--- ESTRATTO DA LEGGERE ---
Eppure “l’Iran non deve avere l’atomica” è un assunto politico consolidato in Occidente. Lo ripetono tutti.

Giuridicamente non ha alcun valore. Anzi esso rappresenta un disvalore, nella misura in cui esprime la chiara propensione, da parte dell’Occidente euroatlantico, a usare doppi standard. Va detto che la maggior parte degli Stati non europei – con alcune eccezioni fra cui Argentina e India – si sono apertamente schierati contro l’intervento israeliano, dunque contro la posizione espressa dal G7, che ha sostanzialmente ratificato l’intervento israeliano, incongruamente definendolo difensivo.

Come commenta quanto ha dichiarato lo storico israeliano Benny Morris al Corriere della Sera? Il possesso di armi nucleari da parte di Israele è legittimo “Perché noi siamo una società democratica occidentale e loro sono un regime fanatico messianico islamico”.
--- DATI REGISTRATI ---
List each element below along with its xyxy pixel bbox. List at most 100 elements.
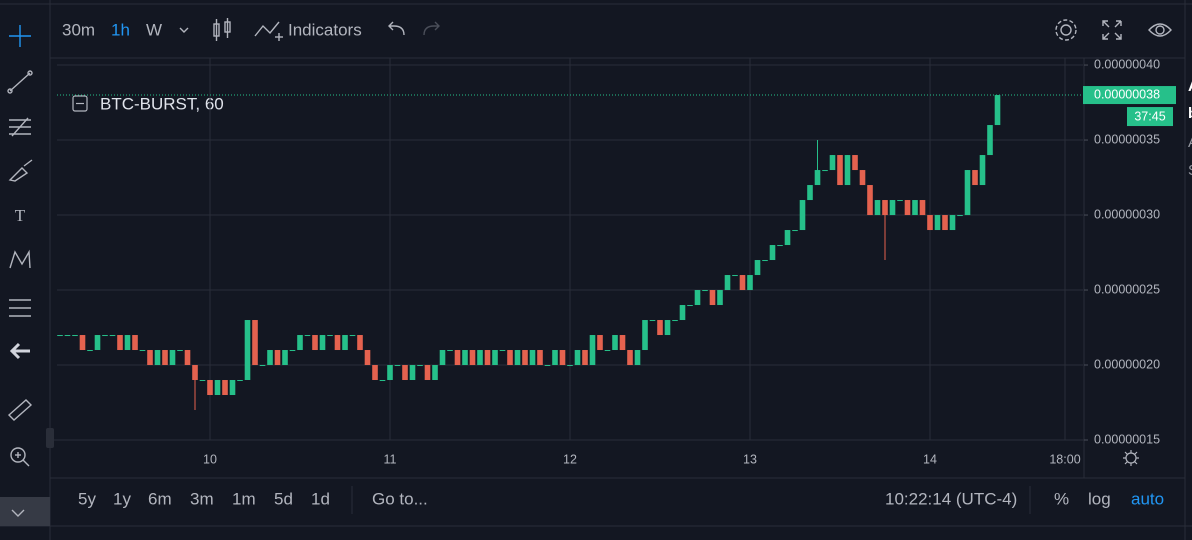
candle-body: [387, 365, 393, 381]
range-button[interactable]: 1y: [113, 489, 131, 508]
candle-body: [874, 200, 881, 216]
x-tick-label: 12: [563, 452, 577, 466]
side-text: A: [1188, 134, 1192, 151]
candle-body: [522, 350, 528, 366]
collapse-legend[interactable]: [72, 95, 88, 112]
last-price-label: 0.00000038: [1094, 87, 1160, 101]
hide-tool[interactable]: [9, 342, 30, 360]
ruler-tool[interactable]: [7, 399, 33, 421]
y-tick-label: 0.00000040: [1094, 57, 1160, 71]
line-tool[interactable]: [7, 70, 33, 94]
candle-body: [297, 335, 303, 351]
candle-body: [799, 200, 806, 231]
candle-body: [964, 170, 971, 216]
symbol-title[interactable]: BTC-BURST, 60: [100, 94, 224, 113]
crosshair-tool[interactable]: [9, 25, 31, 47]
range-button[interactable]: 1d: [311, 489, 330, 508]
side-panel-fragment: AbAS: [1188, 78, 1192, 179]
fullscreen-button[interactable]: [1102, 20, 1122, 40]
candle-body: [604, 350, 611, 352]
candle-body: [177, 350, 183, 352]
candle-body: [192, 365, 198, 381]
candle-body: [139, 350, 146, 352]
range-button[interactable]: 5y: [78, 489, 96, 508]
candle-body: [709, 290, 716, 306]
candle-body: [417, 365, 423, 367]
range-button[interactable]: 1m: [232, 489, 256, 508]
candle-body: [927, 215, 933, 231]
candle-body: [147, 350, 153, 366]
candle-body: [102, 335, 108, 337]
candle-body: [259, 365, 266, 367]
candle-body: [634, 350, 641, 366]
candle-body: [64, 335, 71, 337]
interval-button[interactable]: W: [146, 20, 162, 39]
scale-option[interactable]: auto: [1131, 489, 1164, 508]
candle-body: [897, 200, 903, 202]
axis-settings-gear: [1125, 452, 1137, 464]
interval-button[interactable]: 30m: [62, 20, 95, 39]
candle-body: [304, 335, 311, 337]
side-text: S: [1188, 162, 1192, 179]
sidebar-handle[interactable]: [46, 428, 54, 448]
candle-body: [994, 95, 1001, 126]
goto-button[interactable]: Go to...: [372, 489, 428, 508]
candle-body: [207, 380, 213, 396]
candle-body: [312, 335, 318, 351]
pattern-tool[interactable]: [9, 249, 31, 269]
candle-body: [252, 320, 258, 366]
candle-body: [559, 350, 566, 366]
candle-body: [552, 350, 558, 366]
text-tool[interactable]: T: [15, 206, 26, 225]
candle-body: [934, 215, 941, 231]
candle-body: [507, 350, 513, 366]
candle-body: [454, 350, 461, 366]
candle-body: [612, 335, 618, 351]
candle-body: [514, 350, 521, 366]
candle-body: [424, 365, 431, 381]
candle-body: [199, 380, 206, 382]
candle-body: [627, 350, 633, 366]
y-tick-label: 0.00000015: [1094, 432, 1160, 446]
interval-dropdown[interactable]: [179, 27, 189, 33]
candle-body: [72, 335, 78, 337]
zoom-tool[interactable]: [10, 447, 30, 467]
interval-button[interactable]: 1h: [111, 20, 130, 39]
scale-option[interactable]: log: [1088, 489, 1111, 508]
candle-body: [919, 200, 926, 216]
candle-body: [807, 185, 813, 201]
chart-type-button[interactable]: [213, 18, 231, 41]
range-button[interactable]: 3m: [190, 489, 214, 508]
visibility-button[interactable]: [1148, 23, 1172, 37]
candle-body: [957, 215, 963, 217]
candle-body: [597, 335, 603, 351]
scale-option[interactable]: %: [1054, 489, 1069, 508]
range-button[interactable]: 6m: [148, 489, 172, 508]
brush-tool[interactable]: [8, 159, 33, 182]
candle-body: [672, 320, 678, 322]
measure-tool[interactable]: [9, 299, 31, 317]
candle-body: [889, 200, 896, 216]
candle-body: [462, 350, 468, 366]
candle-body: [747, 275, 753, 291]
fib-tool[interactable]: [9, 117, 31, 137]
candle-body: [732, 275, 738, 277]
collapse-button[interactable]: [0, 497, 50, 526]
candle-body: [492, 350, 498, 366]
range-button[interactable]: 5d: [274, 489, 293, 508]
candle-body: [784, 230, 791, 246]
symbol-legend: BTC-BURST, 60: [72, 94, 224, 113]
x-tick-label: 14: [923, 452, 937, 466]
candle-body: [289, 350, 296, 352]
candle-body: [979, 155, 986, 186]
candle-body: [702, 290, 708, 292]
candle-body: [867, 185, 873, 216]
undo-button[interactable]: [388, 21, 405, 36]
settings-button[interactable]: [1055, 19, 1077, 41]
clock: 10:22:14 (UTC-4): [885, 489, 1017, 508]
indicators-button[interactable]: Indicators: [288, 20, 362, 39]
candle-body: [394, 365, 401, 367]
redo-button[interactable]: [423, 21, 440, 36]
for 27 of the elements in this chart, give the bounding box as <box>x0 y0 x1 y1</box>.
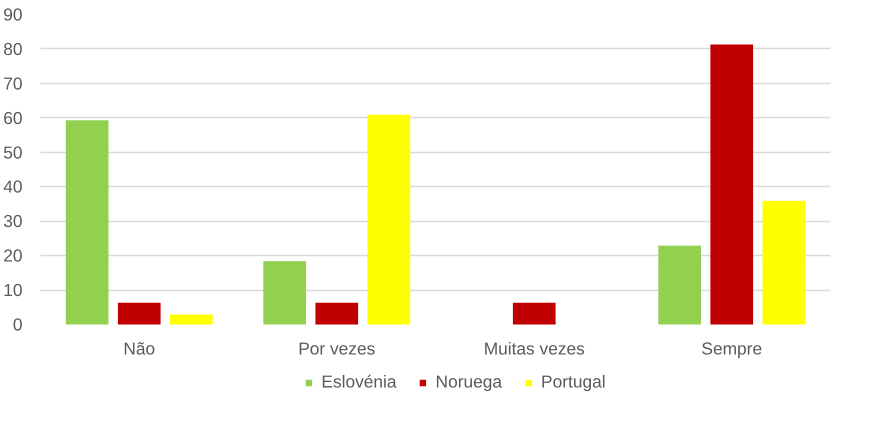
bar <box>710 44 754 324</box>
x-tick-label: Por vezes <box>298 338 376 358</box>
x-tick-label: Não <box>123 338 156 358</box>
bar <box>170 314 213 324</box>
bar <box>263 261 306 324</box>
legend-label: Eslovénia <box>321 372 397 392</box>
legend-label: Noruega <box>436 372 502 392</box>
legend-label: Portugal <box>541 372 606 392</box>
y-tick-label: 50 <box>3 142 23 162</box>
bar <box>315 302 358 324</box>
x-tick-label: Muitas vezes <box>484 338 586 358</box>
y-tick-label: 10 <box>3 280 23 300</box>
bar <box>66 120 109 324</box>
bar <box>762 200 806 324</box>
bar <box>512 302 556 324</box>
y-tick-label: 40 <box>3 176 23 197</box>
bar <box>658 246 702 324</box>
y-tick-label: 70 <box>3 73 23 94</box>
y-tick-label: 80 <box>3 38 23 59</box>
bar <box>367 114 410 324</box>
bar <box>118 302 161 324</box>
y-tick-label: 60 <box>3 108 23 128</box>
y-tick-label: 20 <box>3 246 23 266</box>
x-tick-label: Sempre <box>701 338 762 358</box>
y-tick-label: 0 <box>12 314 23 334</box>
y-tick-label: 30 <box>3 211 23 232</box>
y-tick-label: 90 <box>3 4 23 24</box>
---
--- DATI REGISTRATI ---
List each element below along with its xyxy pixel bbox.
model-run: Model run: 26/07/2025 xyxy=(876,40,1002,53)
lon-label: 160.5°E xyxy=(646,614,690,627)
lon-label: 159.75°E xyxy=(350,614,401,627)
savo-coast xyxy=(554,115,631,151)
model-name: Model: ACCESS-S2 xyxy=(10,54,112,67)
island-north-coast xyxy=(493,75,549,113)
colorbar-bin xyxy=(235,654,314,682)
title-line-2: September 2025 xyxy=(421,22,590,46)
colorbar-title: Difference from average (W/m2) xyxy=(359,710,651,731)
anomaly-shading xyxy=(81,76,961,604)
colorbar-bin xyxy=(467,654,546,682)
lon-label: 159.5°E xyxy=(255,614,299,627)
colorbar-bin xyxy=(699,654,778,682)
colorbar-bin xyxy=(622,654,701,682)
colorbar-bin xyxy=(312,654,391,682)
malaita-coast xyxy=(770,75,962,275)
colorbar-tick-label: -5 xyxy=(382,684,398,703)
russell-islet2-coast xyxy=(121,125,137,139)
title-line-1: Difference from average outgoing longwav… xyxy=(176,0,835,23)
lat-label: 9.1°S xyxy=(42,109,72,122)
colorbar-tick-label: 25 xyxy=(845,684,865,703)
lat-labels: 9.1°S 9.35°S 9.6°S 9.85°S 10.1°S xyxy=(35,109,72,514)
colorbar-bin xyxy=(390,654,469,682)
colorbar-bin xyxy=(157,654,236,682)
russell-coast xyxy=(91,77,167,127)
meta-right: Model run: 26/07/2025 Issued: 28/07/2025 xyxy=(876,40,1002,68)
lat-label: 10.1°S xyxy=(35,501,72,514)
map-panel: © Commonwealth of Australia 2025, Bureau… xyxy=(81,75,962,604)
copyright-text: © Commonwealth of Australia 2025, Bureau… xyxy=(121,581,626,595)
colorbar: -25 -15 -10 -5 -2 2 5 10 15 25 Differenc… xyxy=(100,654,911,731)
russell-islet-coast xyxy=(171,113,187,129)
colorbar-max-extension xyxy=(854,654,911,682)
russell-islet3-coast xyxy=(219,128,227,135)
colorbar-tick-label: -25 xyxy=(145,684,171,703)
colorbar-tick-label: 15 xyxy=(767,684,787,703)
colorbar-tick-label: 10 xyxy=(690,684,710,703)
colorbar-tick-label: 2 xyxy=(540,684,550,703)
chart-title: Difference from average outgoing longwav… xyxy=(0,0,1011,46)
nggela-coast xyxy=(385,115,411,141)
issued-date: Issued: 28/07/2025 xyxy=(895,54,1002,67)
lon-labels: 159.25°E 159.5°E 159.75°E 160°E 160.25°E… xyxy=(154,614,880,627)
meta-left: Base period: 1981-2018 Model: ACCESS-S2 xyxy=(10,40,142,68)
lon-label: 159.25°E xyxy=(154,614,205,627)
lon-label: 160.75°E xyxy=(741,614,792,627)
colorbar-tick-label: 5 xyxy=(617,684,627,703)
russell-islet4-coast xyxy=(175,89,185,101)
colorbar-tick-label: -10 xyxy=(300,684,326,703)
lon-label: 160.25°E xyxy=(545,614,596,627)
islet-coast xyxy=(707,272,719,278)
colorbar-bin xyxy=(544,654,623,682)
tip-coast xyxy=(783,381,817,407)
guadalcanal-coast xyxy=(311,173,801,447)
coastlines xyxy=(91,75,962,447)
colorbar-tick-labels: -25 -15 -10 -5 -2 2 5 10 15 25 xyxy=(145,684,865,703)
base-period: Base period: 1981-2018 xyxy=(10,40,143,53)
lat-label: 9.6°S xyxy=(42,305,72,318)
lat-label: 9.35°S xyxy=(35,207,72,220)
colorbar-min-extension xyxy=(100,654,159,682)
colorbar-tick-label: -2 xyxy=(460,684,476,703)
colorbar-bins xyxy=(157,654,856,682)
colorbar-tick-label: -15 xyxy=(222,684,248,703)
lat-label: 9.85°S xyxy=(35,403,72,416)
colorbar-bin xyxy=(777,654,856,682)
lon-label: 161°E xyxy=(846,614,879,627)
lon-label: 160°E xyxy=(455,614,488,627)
---
--- DATI REGISTRATI ---
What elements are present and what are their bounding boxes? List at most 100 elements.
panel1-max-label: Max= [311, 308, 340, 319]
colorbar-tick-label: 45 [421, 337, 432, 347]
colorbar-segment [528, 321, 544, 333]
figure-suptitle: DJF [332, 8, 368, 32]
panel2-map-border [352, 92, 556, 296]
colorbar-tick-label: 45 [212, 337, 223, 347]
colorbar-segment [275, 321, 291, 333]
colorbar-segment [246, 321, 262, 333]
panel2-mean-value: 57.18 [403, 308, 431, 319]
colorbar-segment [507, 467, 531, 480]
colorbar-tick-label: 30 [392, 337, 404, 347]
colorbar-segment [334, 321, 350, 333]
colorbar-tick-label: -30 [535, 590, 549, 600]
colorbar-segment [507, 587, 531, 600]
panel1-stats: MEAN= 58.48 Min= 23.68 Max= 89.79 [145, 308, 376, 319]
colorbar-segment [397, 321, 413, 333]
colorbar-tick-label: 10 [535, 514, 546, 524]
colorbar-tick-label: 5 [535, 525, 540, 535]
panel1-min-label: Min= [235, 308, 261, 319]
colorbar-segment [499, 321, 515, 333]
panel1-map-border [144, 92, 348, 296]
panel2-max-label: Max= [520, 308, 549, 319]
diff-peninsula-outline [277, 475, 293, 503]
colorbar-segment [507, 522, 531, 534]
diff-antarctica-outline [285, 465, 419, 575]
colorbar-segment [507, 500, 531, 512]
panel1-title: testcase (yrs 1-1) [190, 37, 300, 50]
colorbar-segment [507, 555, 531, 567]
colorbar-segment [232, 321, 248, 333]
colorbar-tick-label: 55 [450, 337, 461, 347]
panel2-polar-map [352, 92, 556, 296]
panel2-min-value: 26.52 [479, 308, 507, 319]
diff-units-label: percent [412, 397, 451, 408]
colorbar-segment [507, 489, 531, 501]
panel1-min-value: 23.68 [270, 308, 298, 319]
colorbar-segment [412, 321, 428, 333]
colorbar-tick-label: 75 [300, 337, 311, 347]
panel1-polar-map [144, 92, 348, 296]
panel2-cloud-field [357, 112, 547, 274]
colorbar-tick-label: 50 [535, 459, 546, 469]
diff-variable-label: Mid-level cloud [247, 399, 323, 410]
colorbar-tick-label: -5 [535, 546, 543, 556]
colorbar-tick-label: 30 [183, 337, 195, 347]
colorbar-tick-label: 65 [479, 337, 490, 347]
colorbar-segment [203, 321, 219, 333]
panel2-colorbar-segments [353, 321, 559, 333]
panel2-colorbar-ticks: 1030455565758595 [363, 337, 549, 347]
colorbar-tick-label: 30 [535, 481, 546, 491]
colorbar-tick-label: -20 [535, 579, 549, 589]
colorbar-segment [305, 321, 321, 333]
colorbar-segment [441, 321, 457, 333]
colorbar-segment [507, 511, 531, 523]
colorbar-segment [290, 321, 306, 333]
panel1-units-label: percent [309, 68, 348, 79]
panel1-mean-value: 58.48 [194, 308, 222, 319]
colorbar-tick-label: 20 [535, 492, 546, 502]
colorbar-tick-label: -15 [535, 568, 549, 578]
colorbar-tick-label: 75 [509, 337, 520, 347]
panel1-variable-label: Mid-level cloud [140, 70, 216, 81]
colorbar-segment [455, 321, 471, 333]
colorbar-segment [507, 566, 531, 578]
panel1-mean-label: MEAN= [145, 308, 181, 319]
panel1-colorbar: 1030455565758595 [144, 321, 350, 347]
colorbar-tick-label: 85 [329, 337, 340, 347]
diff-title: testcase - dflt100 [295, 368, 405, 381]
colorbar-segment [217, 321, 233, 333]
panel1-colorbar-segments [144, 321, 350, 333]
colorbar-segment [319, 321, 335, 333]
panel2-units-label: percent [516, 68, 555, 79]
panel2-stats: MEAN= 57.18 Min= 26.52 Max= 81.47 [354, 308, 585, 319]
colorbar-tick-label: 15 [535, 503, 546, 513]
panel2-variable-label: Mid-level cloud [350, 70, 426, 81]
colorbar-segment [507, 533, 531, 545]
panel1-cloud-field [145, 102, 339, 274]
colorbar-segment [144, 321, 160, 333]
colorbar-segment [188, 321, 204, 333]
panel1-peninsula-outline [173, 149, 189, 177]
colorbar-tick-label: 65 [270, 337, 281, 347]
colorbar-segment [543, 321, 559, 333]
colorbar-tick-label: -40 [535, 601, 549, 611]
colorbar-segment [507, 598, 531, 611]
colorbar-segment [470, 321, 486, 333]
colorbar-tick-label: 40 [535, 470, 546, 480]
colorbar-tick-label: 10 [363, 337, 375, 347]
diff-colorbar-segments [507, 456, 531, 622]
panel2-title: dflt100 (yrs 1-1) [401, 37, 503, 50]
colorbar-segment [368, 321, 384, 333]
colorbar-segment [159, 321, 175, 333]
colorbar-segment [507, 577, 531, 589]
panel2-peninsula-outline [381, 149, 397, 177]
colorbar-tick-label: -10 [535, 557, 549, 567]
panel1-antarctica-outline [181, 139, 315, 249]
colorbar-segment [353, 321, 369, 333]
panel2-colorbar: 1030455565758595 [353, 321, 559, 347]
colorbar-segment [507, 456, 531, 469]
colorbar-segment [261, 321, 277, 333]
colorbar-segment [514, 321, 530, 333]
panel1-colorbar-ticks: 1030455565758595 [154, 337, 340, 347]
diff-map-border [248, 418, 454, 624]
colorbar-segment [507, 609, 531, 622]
---
* **COMPITI DA SVOLGERE**
(1) Nell'estratto sull'atomica iraniana, quali due Stati non europei vengono citati come eccezioni tra quelli schierati contro l'intervento israeliano?
(2) Riprenda l'estratto sull'atomica iraniana dal punto in cui si interrompe, proseguendone il discorso.

* **RISULTATI PER COMPITO**
(1) Argentina e India.

(2)
Si tratta di affermazioni che si commentano ampiamente da sole. Sono però istruttive, perché dimostrano che la guerra all’Iran riscuote consenso diffuso in Israele e perché, nella sua brutalità, Morris dice il vero quando osserva che Netanyahu non fa altro che quello che, da anni – senza un’idea o uno straccio di strategia in testa –, vorrebbero fare USA ed europei con l’Iran. Lo dimostra la recente dichiarazione di Merz sul “lavoro sporco” che Israele starebbe facendo.

Quanto accaduto a Gaza dopo il 7 Ottobre riguarda in qualche modo anche la guerra tra Israele e Iran?

Direi che nella strategia di liquidazione della questione palestinese manu militari, e in completo disprezzo per il principio di autodeterminazione, l’attacco all’Iran si inserisce piuttosto bene. Non vi è nessuna prova che l’operazione terroristica del 7 Ottobre sia stata condotta sotto il controllo e la direzione iraniana, e credo che l’idea di arrivare a uno showdown con l’Iran fosse già parte dei piani israeliani da anni.

Rispetto a questo piano, allora, cos’hanno rappresentato il 7 Ottobre e gli sviluppi drammatici che sono ancora in corso?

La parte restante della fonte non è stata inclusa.